What you need to do:
Every line containing the word "Soil" needs to be found and copied.

Dataset excerpts:
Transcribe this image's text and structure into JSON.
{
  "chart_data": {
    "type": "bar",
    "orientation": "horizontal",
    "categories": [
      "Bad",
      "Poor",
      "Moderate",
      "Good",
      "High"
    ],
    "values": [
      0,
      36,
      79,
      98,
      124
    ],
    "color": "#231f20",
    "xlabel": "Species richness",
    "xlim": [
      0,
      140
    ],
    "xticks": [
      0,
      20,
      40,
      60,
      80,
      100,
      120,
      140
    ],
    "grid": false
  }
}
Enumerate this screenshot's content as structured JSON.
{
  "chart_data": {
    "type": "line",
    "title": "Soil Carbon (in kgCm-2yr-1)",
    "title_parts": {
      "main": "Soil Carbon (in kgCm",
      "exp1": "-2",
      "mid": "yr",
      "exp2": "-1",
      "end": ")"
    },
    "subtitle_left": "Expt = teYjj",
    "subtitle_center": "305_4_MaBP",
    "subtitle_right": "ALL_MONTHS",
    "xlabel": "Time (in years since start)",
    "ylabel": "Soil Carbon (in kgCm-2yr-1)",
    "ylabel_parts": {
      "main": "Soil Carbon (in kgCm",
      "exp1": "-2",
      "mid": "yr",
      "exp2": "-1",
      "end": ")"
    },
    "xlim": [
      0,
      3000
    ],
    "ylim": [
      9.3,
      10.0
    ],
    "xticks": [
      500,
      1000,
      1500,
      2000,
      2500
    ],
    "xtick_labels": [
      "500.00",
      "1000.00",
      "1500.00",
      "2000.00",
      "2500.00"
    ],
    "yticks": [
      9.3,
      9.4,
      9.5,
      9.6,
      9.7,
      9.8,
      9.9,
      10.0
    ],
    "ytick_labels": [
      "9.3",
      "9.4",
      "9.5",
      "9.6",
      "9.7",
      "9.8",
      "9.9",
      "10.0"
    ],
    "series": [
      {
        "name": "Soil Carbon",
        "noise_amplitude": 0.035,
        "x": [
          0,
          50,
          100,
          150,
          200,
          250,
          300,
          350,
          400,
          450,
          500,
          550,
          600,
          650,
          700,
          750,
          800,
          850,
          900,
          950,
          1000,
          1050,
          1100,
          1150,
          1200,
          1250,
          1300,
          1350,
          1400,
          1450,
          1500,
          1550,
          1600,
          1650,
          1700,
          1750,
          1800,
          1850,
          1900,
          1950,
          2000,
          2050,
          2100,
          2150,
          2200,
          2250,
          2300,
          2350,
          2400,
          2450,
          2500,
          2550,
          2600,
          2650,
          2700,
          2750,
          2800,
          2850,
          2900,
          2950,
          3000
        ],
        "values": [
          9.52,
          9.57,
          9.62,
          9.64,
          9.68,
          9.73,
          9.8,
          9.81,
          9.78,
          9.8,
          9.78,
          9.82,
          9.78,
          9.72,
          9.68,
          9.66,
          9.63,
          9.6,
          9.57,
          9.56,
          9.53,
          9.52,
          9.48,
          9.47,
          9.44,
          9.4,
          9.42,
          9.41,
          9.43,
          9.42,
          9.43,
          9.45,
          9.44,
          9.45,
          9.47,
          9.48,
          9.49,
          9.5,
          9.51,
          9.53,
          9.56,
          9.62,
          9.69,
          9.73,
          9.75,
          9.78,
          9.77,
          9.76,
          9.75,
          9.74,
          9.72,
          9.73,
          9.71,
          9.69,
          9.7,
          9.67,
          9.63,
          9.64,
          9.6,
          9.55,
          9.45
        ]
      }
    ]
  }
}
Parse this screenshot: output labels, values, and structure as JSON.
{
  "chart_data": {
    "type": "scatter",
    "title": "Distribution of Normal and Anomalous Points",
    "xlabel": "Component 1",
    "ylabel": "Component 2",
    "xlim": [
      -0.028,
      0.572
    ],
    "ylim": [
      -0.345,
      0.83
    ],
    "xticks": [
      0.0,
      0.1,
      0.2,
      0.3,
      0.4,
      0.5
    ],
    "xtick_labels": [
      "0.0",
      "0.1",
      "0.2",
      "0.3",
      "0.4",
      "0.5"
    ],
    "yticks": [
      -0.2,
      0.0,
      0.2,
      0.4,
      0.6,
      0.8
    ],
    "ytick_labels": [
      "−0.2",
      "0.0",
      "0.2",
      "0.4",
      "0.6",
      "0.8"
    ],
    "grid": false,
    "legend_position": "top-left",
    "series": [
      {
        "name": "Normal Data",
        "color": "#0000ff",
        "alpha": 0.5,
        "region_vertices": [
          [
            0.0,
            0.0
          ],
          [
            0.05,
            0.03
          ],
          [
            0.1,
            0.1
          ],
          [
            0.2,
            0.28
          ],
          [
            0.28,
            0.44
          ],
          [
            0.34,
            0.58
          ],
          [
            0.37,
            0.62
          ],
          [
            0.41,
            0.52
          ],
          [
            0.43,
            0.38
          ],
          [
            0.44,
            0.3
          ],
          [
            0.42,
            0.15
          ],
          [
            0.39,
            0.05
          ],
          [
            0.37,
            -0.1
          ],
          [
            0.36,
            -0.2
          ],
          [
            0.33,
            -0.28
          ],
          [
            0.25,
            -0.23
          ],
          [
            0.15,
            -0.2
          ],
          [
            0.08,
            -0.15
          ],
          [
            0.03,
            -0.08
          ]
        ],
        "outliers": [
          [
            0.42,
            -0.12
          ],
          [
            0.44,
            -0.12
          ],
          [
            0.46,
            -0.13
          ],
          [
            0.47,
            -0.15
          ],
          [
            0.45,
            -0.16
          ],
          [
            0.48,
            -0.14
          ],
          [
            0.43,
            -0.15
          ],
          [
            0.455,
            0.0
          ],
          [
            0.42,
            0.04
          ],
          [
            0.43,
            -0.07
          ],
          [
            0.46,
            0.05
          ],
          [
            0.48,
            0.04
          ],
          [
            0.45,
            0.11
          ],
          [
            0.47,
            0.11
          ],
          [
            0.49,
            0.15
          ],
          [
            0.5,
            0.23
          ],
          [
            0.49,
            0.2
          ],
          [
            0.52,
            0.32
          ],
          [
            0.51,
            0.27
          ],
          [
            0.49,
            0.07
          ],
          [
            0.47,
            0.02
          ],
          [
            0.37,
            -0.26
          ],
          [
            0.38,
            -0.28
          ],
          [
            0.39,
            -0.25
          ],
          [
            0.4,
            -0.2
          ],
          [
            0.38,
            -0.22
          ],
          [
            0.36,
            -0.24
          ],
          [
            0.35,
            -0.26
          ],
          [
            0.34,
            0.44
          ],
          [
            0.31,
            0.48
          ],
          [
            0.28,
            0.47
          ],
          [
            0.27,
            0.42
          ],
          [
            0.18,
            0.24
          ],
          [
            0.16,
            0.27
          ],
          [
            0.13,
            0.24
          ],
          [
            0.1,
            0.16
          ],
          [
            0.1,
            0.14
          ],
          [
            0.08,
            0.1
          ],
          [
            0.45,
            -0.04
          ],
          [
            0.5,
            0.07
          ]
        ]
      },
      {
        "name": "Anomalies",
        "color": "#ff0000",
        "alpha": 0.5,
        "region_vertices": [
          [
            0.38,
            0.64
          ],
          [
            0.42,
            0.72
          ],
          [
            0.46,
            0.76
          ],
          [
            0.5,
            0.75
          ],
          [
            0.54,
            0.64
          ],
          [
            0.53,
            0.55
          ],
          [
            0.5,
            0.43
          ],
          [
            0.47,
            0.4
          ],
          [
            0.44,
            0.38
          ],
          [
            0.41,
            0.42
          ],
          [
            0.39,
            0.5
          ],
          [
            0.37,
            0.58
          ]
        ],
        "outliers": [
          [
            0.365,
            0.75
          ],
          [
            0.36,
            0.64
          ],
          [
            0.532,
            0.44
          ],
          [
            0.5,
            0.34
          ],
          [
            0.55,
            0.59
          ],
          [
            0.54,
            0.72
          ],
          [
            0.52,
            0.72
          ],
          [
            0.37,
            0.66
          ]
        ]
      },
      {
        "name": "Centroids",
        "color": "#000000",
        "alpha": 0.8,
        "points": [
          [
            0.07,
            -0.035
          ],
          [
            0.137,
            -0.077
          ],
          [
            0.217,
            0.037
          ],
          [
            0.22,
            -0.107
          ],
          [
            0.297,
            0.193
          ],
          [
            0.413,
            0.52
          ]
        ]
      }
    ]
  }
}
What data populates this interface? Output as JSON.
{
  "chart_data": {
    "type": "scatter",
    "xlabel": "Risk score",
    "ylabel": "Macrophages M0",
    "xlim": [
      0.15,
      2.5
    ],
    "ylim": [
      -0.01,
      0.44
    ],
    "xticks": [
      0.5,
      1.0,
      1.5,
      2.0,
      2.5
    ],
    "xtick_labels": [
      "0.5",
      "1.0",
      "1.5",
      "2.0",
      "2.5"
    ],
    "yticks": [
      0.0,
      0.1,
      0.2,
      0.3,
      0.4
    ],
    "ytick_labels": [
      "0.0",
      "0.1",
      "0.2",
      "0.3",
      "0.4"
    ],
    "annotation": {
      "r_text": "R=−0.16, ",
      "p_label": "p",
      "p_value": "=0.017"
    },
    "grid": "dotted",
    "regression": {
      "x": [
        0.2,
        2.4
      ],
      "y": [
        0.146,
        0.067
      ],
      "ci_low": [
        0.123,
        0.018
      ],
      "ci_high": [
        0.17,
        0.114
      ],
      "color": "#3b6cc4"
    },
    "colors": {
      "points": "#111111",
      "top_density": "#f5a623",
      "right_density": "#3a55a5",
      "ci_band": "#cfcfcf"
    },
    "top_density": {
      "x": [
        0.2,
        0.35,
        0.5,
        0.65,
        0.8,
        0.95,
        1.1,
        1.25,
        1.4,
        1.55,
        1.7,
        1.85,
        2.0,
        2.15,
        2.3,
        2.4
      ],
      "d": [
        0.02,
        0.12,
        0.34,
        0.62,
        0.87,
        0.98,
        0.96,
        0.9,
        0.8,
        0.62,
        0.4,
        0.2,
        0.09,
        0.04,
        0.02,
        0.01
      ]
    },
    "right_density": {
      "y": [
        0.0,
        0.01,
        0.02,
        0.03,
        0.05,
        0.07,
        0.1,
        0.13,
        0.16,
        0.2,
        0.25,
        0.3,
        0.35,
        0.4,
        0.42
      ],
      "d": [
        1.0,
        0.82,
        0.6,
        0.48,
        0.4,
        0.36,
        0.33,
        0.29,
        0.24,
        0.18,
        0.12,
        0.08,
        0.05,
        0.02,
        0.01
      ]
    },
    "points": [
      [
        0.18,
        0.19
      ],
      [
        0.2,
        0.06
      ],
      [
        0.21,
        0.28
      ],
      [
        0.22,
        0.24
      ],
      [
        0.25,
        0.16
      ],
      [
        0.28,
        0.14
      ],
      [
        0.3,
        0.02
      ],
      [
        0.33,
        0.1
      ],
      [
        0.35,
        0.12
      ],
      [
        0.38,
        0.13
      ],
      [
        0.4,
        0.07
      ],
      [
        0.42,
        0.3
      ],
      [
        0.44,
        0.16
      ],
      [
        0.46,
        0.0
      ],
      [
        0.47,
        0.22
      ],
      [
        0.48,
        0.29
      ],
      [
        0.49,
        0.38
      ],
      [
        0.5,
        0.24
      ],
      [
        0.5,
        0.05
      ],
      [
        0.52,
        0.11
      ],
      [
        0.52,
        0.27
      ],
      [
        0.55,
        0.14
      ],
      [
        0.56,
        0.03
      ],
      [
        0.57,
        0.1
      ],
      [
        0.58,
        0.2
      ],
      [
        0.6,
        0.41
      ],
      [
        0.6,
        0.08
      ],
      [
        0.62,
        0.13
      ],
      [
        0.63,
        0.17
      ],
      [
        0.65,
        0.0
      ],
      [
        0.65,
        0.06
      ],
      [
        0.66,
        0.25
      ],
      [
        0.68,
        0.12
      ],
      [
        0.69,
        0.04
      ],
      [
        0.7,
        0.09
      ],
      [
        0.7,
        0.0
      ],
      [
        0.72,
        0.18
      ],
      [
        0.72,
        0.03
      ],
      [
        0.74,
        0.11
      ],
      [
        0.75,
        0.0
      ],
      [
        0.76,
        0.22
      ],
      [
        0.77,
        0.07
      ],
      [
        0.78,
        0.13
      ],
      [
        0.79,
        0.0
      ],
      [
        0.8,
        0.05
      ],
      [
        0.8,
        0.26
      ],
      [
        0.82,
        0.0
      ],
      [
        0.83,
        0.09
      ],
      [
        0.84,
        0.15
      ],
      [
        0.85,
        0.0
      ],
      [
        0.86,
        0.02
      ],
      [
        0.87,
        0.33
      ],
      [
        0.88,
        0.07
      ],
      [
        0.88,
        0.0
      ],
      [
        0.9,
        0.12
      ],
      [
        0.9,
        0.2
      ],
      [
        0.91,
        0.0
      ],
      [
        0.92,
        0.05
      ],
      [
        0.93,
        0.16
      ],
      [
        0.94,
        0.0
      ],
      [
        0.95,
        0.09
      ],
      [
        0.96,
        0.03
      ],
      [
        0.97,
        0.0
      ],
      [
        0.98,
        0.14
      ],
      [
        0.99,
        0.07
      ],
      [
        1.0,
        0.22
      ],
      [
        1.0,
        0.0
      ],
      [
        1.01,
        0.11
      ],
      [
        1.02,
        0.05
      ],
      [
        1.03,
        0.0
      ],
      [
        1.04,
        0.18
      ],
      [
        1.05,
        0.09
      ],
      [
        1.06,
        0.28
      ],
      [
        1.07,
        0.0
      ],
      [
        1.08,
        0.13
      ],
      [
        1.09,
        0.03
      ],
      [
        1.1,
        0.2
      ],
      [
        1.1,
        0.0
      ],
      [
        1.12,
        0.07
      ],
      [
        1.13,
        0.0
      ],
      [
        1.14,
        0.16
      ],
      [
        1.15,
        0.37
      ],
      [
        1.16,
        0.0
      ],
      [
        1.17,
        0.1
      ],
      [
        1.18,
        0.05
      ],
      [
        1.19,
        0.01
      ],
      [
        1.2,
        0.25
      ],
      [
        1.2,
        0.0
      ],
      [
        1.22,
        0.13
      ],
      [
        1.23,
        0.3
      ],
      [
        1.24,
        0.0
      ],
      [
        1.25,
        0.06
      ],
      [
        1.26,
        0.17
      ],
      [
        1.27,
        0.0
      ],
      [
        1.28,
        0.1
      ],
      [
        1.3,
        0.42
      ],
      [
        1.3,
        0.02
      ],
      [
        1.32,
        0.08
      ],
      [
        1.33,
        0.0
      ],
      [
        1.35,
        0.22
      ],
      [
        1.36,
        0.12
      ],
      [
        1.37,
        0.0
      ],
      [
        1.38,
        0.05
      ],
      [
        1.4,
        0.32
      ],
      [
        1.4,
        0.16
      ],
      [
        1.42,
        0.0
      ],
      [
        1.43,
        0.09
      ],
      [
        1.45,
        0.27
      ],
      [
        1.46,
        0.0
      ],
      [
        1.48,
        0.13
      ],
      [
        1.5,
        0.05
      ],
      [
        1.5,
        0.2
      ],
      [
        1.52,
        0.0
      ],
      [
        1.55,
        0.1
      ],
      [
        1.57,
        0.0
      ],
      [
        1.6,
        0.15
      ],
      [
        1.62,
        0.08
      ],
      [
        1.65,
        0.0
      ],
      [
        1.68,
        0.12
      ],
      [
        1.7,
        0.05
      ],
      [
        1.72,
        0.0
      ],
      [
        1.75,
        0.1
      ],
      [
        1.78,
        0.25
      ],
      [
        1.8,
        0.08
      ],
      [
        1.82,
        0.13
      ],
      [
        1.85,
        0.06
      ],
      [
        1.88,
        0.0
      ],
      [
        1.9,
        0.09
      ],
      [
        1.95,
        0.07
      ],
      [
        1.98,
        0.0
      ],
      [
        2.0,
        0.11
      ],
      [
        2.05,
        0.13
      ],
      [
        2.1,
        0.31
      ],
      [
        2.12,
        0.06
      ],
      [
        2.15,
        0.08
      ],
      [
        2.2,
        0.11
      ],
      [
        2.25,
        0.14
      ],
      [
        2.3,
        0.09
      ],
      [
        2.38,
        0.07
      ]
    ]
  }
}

Complete answer:
    "title": "Soil Carbon (in kgCm-2yr-1)",
      "main": "Soil Carbon (in kgCm",
    "ylabel": "Soil Carbon (in kgCm-2yr-1)",
      "main": "Soil Carbon (in kgCm",
        "name": "Soil Carbon",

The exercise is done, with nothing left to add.